Short task: Make an exact transcription of the material, leaving out all images.

Dataset records:

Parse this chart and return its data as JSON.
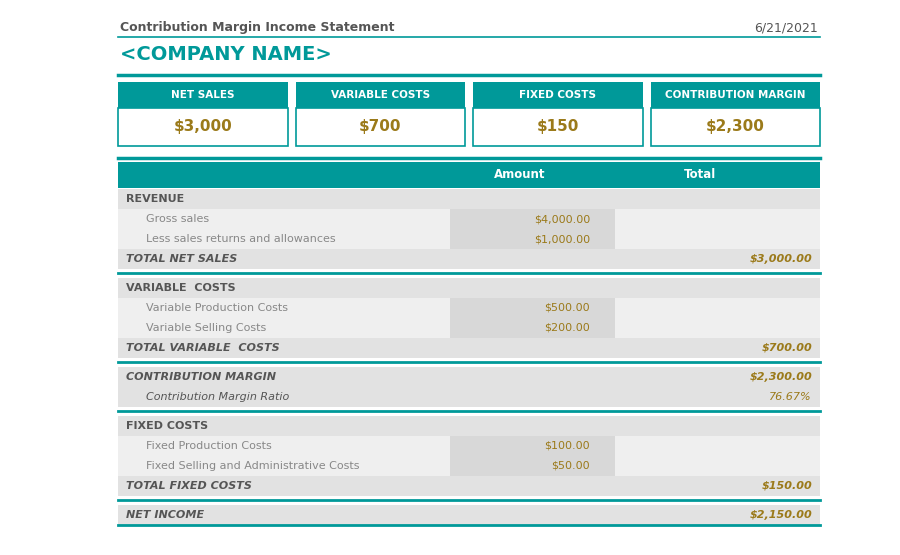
{
  "title": "Contribution Margin Income Statement",
  "date": "6/21/2021",
  "company": "<COMPANY NAME>",
  "teal": "#009999",
  "light_gray": "#e2e2e2",
  "item_bg": "#efefef",
  "white": "#ffffff",
  "text_dark": "#555555",
  "text_label": "#888888",
  "value_color": "#9B7A1A",
  "title_color": "#555555",
  "company_color": "#009999",
  "summary_boxes": [
    {
      "label": "NET SALES",
      "value": "$3,000"
    },
    {
      "label": "VARIABLE COSTS",
      "value": "$700"
    },
    {
      "label": "FIXED COSTS",
      "value": "$150"
    },
    {
      "label": "CONTRIBUTION MARGIN",
      "value": "$2,300"
    }
  ],
  "table_rows": [
    {
      "label": "REVENUE",
      "amount": "",
      "total": "",
      "type": "section_header"
    },
    {
      "label": "Gross sales",
      "amount": "$4,000.00",
      "total": "",
      "type": "item"
    },
    {
      "label": "Less sales returns and allowances",
      "amount": "$1,000.00",
      "total": "",
      "type": "item"
    },
    {
      "label": "TOTAL NET SALES",
      "amount": "",
      "total": "$3,000.00",
      "type": "total"
    },
    {
      "label": "",
      "amount": "",
      "total": "",
      "type": "divider"
    },
    {
      "label": "VARIABLE  COSTS",
      "amount": "",
      "total": "",
      "type": "section_header"
    },
    {
      "label": "Variable Production Costs",
      "amount": "$500.00",
      "total": "",
      "type": "item"
    },
    {
      "label": "Variable Selling Costs",
      "amount": "$200.00",
      "total": "",
      "type": "item"
    },
    {
      "label": "TOTAL VARIABLE  COSTS",
      "amount": "",
      "total": "$700.00",
      "type": "total"
    },
    {
      "label": "",
      "amount": "",
      "total": "",
      "type": "divider"
    },
    {
      "label": "CONTRIBUTION MARGIN",
      "amount": "",
      "total": "$2,300.00",
      "type": "italic_total"
    },
    {
      "label": "Contribution Margin Ratio",
      "amount": "",
      "total": "76.67%",
      "type": "italic_item"
    },
    {
      "label": "",
      "amount": "",
      "total": "",
      "type": "divider"
    },
    {
      "label": "FIXED COSTS",
      "amount": "",
      "total": "",
      "type": "section_header"
    },
    {
      "label": "Fixed Production Costs",
      "amount": "$100.00",
      "total": "",
      "type": "item"
    },
    {
      "label": "Fixed Selling and Administrative Costs",
      "amount": "$50.00",
      "total": "",
      "type": "item"
    },
    {
      "label": "TOTAL FIXED COSTS",
      "amount": "",
      "total": "$150.00",
      "type": "total"
    },
    {
      "label": "",
      "amount": "",
      "total": "",
      "type": "divider"
    },
    {
      "label": "NET INCOME",
      "amount": "",
      "total": "$2,150.00",
      "type": "italic_total"
    }
  ]
}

Exercise response:
Parse this chart and return its data as JSON.
{
  "title": "Contribution Margin Income Statement",
  "date": "6/21/2021",
  "company": "<COMPANY NAME>",
  "teal": "#009999",
  "light_gray": "#e2e2e2",
  "item_bg": "#efefef",
  "white": "#ffffff",
  "text_dark": "#555555",
  "text_label": "#888888",
  "value_color": "#9B7A1A",
  "title_color": "#555555",
  "company_color": "#009999",
  "summary_boxes": [
    {
      "label": "NET SALES",
      "value": "$3,000"
    },
    {
      "label": "VARIABLE COSTS",
      "value": "$700"
    },
    {
      "label": "FIXED COSTS",
      "value": "$150"
    },
    {
      "label": "CONTRIBUTION MARGIN",
      "value": "$2,300"
    }
  ],
  "table_rows": [
    {
      "label": "REVENUE",
      "amount": "",
      "total": "",
      "type": "section_header"
    },
    {
      "label": "Gross sales",
      "amount": "$4,000.00",
      "total": "",
      "type": "item"
    },
    {
      "label": "Less sales returns and allowances",
      "amount": "$1,000.00",
      "total": "",
      "type": "item"
    },
    {
      "label": "TOTAL NET SALES",
      "amount": "",
      "total": "$3,000.00",
      "type": "total"
    },
    {
      "label": "",
      "amount": "",
      "total": "",
      "type": "divider"
    },
    {
      "label": "VARIABLE  COSTS",
      "amount": "",
      "total": "",
      "type": "section_header"
    },
    {
      "label": "Variable Production Costs",
      "amount": "$500.00",
      "total": "",
      "type": "item"
    },
    {
      "label": "Variable Selling Costs",
      "amount": "$200.00",
      "total": "",
      "type": "item"
    },
    {
      "label": "TOTAL VARIABLE  COSTS",
      "amount": "",
      "total": "$700.00",
      "type": "total"
    },
    {
      "label": "",
      "amount": "",
      "total": "",
      "type": "divider"
    },
    {
      "label": "CONTRIBUTION MARGIN",
      "amount": "",
      "total": "$2,300.00",
      "type": "italic_total"
    },
    {
      "label": "Contribution Margin Ratio",
      "amount": "",
      "total": "76.67%",
      "type": "italic_item"
    },
    {
      "label": "",
      "amount": "",
      "total": "",
      "type": "divider"
    },
    {
      "label": "FIXED COSTS",
      "amount": "",
      "total": "",
      "type": "section_header"
    },
    {
      "label": "Fixed Production Costs",
      "amount": "$100.00",
      "total": "",
      "type": "item"
    },
    {
      "label": "Fixed Selling and Administrative Costs",
      "amount": "$50.00",
      "total": "",
      "type": "item"
    },
    {
      "label": "TOTAL FIXED COSTS",
      "amount": "",
      "total": "$150.00",
      "type": "total"
    },
    {
      "label": "",
      "amount": "",
      "total": "",
      "type": "divider"
    },
    {
      "label": "NET INCOME",
      "amount": "",
      "total": "$2,150.00",
      "type": "italic_total"
    }
  ]
}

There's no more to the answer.